WRITTEN TASK
Wherever the word "selected" shows up in a line, please copy that line.

---------- DATA PROVIDED

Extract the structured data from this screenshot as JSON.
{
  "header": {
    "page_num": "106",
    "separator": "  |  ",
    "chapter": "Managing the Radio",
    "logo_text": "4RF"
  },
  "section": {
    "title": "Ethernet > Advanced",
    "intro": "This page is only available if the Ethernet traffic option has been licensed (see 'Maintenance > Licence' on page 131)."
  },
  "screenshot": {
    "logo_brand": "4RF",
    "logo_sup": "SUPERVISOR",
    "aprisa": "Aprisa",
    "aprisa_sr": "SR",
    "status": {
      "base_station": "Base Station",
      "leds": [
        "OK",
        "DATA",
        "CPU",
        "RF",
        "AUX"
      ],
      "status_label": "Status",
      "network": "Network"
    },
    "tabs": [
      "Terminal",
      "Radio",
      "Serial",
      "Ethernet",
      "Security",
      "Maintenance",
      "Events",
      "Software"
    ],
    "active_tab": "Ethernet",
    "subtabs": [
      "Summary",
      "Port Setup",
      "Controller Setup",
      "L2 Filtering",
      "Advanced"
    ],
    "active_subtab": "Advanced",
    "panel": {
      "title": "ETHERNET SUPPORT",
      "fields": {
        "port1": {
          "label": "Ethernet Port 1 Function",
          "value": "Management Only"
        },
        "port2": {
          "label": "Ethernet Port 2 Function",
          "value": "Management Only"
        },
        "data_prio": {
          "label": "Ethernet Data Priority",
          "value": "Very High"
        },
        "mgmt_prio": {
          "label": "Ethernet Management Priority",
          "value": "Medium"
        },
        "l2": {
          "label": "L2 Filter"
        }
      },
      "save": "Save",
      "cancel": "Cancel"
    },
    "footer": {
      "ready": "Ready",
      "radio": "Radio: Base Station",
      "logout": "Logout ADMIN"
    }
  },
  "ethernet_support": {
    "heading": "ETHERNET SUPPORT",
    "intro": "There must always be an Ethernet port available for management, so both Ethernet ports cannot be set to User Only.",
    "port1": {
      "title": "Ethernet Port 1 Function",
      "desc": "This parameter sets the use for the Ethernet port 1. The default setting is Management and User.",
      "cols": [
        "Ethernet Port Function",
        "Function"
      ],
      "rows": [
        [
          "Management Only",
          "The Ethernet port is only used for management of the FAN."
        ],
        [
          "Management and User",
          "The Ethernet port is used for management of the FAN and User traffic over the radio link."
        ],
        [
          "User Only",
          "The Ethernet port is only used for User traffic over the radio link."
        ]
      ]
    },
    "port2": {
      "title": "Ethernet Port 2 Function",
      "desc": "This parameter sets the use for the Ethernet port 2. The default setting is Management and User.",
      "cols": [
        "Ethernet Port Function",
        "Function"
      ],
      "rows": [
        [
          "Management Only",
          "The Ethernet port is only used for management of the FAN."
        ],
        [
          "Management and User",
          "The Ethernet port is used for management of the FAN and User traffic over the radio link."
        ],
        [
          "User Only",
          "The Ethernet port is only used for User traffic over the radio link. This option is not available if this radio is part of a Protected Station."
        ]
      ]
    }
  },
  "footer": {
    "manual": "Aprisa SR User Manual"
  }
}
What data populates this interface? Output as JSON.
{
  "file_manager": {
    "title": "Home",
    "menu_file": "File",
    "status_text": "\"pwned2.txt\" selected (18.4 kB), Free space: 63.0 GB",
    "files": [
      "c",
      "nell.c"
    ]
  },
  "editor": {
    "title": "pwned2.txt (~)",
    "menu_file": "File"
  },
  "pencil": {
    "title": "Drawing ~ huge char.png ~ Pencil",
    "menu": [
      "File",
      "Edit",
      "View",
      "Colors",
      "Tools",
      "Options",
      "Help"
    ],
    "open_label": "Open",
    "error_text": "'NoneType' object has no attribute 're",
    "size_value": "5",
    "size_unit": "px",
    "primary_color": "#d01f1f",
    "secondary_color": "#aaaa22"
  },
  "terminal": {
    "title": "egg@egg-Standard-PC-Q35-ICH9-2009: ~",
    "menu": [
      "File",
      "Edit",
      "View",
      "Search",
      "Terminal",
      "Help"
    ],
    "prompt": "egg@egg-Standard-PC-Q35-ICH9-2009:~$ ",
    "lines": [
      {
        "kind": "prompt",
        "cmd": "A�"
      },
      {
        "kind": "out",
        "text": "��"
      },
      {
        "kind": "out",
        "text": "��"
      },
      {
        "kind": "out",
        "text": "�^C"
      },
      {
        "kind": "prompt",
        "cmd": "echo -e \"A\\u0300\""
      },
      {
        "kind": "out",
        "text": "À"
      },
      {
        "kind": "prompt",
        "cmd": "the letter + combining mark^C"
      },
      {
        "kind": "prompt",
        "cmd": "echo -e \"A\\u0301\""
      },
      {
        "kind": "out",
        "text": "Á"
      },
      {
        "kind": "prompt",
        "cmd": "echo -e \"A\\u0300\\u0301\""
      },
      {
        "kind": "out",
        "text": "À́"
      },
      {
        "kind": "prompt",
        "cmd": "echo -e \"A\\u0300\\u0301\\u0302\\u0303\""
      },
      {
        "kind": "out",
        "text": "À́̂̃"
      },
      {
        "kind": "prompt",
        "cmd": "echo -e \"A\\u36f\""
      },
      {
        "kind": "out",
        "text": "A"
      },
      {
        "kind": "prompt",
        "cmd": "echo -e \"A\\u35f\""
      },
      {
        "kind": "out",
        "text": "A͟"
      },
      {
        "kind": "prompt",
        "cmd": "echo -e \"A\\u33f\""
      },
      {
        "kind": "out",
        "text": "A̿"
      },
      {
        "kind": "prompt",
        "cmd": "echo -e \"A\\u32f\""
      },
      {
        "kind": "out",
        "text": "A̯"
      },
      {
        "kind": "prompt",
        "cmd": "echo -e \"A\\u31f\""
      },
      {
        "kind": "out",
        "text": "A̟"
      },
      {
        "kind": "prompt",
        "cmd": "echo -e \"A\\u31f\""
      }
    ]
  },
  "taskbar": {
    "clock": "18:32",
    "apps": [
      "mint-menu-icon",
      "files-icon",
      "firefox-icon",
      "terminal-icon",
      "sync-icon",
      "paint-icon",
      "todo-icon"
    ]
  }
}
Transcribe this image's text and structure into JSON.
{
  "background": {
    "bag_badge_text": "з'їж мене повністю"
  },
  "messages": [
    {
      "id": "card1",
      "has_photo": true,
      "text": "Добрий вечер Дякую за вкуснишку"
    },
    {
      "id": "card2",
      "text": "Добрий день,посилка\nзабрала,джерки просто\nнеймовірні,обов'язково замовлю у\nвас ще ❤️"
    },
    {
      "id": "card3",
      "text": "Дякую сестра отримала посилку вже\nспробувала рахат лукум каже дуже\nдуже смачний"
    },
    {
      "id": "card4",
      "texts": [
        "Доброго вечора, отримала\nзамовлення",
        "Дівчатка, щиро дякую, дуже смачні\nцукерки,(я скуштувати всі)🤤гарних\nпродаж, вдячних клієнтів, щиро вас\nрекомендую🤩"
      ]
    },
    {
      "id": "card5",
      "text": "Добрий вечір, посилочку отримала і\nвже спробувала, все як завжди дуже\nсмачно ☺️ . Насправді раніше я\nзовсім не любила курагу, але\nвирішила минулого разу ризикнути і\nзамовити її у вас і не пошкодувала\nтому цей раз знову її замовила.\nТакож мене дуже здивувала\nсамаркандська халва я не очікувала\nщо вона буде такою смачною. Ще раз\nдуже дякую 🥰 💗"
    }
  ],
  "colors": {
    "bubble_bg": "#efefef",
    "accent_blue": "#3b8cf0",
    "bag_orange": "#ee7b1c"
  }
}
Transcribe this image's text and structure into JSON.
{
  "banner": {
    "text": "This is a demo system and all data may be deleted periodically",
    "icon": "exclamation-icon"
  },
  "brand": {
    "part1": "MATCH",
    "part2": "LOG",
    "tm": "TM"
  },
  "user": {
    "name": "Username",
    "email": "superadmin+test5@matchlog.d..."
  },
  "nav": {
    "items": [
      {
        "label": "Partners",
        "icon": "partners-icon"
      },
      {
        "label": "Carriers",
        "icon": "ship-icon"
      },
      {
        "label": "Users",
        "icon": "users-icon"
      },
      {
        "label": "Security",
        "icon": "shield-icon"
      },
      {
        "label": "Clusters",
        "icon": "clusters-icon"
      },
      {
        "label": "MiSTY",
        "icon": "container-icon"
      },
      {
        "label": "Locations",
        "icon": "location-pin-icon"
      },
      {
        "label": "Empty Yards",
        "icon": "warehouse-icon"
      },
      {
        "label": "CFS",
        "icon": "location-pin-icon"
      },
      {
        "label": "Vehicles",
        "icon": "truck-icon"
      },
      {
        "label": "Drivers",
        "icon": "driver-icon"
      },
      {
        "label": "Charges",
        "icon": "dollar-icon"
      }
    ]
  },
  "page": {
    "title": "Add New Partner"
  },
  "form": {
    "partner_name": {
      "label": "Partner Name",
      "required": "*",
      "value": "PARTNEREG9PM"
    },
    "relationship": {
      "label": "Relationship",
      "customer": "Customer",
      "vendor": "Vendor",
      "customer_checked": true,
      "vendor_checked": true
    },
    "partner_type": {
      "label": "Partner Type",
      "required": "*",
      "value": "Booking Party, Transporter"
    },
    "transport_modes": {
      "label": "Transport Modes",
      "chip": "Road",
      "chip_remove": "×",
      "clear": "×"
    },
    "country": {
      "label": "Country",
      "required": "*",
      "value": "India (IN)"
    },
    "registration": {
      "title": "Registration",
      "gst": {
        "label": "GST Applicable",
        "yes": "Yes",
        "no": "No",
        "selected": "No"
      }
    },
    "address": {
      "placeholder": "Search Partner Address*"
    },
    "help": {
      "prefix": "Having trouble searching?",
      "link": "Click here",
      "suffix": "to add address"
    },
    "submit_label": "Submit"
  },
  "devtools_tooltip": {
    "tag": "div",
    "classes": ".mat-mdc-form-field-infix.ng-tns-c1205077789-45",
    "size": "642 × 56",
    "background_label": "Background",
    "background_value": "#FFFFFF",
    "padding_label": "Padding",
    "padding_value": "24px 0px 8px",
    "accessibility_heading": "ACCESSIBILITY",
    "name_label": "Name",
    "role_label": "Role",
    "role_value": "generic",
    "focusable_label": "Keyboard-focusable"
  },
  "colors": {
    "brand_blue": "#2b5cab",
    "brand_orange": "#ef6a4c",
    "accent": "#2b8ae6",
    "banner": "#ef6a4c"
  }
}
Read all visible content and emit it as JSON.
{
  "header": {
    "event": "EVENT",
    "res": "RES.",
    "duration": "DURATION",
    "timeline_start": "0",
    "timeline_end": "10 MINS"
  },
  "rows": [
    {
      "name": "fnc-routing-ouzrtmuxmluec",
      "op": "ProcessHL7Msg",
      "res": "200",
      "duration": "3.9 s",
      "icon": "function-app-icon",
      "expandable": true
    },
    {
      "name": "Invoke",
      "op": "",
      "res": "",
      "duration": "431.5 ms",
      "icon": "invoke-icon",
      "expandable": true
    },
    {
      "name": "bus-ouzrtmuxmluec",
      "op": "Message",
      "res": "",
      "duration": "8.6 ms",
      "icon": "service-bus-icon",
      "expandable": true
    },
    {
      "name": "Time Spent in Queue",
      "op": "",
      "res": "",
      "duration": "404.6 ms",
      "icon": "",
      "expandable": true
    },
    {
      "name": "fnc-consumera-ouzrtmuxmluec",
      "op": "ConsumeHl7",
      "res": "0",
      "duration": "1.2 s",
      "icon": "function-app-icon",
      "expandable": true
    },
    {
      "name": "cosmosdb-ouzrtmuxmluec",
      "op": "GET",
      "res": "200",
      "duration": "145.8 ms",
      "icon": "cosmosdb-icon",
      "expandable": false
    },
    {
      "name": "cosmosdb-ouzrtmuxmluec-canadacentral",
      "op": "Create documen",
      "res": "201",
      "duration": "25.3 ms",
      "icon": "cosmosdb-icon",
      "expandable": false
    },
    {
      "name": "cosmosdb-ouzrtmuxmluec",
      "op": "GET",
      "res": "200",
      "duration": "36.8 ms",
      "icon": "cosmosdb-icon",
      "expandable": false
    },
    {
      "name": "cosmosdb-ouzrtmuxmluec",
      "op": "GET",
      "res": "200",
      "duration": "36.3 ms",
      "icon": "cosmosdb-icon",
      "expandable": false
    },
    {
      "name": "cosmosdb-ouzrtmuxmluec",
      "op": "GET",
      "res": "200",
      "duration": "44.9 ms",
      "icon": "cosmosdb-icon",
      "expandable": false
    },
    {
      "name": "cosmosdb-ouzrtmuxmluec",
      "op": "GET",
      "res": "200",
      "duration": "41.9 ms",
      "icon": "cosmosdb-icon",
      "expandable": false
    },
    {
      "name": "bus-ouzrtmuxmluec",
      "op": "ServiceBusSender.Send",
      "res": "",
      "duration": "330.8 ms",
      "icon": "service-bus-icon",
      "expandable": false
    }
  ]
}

--------------------

RESULT OF THIS EXERCISE
    "status_text": "\"pwned2.txt\" selected (18.4 kB), Free space: 63.0 GB",
        "selected": "No"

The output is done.